▶ [WHAT YOU WILL DO] Narrow the data below down to the lines containing "Pirkanmaa".

-- Start of LISTED RECORDS --

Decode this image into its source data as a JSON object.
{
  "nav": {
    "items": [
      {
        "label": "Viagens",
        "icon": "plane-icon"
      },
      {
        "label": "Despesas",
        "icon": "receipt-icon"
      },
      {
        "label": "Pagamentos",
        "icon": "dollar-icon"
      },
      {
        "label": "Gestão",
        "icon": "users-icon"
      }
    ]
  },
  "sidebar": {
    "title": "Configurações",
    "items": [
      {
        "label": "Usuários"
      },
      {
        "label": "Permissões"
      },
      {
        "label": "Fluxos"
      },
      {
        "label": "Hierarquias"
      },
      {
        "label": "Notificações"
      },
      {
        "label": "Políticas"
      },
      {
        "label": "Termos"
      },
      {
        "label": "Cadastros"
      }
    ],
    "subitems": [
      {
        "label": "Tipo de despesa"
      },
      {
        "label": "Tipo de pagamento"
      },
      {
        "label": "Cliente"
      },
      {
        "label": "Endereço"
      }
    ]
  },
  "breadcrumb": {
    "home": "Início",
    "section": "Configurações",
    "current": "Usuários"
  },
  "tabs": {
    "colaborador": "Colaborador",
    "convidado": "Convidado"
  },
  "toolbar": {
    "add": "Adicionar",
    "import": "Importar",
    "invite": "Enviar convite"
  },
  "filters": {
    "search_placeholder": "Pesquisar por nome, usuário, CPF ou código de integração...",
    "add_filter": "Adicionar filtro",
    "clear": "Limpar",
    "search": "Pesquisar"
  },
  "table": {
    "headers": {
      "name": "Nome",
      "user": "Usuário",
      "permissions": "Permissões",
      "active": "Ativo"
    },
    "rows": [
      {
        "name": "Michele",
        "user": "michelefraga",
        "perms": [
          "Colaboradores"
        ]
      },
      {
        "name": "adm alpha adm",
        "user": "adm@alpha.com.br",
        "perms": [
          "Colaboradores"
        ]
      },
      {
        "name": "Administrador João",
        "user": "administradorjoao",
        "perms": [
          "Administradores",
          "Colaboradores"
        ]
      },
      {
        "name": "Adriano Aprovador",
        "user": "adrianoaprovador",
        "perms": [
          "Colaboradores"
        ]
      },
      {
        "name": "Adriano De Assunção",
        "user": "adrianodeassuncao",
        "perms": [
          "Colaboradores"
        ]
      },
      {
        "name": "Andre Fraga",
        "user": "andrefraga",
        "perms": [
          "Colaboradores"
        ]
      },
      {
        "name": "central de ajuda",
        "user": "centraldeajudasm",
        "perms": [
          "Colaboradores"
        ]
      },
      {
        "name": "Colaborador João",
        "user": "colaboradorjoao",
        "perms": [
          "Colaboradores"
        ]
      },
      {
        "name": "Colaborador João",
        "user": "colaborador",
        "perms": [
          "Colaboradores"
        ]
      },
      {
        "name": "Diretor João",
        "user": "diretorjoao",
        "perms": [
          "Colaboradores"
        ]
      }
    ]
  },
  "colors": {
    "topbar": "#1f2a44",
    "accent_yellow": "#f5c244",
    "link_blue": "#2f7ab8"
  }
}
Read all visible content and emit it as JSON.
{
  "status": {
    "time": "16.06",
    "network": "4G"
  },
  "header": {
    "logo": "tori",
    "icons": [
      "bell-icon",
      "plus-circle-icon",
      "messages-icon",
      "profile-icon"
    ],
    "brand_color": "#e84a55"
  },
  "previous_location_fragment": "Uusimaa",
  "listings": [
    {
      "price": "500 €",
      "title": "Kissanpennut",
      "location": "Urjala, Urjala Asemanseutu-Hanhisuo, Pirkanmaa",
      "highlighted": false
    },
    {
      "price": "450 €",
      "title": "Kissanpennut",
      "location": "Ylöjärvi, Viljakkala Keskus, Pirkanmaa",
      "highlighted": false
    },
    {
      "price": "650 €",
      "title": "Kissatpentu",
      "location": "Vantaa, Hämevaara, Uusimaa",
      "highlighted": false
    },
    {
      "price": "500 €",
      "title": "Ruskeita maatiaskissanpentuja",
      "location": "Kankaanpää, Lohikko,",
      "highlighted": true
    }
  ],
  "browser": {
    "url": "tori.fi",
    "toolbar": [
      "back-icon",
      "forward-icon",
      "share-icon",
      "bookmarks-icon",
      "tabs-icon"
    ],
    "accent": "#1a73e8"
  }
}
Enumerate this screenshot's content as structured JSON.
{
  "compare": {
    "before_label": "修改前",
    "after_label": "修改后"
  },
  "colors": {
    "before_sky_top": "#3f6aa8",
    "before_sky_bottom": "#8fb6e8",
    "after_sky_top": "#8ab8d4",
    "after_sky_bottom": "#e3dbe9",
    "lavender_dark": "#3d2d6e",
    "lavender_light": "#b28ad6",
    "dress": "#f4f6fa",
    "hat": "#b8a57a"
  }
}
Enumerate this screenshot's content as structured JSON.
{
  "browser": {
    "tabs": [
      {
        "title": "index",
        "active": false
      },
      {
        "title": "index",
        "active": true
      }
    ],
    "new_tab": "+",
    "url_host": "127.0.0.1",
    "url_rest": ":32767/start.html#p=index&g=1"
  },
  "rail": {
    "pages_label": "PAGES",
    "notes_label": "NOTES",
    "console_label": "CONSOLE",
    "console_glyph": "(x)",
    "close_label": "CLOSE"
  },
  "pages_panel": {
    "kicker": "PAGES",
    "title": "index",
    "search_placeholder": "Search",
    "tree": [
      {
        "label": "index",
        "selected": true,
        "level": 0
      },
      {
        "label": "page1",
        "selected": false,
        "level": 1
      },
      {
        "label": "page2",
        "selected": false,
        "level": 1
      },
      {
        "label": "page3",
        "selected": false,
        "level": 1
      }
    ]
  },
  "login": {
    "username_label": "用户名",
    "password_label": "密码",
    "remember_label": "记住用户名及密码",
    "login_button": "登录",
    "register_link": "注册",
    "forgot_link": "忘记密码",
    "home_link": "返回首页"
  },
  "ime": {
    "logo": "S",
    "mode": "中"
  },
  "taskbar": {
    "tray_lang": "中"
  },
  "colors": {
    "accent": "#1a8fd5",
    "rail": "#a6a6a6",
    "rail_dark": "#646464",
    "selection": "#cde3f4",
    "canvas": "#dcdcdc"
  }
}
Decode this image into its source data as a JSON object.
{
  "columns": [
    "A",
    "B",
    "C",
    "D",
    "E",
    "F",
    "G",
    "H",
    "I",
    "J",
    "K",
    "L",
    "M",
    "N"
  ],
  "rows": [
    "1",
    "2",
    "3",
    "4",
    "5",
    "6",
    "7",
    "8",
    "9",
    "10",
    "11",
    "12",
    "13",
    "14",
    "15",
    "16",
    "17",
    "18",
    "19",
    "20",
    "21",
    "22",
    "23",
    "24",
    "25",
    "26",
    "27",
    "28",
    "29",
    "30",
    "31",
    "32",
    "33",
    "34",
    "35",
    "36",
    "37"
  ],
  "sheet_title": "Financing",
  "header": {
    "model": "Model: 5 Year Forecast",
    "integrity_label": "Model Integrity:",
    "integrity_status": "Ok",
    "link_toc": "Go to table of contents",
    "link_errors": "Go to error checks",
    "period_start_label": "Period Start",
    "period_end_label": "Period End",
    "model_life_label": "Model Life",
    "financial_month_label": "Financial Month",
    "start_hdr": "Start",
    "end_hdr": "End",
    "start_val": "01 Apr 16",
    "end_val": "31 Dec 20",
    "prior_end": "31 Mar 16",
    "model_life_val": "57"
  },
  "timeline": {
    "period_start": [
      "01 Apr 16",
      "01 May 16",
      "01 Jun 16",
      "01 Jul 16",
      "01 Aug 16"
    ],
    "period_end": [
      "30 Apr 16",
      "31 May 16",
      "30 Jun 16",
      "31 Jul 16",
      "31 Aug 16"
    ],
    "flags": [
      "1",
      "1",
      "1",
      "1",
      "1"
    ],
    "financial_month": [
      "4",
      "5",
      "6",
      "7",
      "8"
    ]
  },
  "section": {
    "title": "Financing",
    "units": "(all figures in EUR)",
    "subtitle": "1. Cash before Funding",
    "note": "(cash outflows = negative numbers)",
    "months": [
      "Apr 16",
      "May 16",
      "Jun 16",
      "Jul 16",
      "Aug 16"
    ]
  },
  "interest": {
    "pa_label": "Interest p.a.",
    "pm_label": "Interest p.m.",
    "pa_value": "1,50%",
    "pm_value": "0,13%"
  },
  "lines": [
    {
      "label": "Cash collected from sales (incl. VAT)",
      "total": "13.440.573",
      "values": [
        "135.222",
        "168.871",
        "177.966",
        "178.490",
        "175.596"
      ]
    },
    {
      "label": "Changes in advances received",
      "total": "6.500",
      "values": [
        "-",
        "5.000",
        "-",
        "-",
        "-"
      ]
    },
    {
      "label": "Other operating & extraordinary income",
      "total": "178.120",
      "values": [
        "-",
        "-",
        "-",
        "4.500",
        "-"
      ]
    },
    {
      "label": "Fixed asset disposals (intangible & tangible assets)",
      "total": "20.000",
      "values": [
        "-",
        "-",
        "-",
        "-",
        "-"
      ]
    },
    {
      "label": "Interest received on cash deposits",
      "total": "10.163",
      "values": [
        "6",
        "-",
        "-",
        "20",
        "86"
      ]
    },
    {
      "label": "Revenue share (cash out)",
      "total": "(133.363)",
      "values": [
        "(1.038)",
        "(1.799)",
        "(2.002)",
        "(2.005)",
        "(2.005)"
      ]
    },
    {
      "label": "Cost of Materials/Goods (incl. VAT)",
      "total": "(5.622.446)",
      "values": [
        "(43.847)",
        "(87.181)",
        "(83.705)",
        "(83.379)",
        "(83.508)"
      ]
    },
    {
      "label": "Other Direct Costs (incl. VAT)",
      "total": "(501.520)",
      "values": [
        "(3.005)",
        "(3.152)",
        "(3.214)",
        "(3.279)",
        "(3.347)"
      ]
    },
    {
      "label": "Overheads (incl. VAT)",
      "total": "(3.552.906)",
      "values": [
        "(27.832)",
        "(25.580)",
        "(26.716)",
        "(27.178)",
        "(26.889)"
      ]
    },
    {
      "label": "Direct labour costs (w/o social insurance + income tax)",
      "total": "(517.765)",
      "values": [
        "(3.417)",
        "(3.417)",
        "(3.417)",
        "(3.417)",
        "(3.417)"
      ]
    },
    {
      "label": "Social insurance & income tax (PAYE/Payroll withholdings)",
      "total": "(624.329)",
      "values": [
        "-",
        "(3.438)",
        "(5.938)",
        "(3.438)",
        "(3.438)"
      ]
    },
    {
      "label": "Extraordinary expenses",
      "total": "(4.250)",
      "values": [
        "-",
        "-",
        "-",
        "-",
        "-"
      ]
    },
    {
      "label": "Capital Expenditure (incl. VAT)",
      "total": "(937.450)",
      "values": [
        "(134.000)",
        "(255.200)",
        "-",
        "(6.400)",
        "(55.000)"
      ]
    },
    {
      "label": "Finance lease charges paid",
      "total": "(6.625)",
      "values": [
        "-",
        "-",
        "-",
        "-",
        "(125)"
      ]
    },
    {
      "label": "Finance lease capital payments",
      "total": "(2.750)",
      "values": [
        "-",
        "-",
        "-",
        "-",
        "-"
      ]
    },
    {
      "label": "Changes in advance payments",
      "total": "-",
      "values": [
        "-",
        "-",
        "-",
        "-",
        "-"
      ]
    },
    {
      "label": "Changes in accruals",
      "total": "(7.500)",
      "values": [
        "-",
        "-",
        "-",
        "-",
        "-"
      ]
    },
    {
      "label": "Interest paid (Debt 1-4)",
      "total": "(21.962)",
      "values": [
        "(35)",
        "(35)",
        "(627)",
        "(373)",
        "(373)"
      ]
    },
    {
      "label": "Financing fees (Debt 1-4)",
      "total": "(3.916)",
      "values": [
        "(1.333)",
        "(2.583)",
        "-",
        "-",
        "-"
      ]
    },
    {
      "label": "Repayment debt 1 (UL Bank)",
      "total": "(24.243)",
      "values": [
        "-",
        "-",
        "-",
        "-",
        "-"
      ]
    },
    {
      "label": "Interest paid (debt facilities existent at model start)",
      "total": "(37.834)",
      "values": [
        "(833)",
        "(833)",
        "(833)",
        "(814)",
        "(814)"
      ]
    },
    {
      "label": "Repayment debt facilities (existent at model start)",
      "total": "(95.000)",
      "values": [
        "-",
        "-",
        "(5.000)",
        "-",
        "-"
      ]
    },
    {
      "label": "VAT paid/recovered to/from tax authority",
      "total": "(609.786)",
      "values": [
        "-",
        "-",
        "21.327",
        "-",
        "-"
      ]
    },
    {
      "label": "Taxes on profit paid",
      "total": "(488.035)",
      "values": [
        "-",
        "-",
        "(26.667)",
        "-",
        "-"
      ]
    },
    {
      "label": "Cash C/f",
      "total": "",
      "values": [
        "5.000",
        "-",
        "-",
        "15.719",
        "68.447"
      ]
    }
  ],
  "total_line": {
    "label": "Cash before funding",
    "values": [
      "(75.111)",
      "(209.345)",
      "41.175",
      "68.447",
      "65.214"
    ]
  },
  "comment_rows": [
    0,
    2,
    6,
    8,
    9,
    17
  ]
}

-- End of LISTED RECORDS --

▶ [OUTPUT FOR THIS TASK]
      "location": "Urjala, Urjala Asemanseutu-Hanhisuo, Pirkanmaa",
      "location": "Ylöjärvi, Viljakkala Keskus, Pirkanmaa",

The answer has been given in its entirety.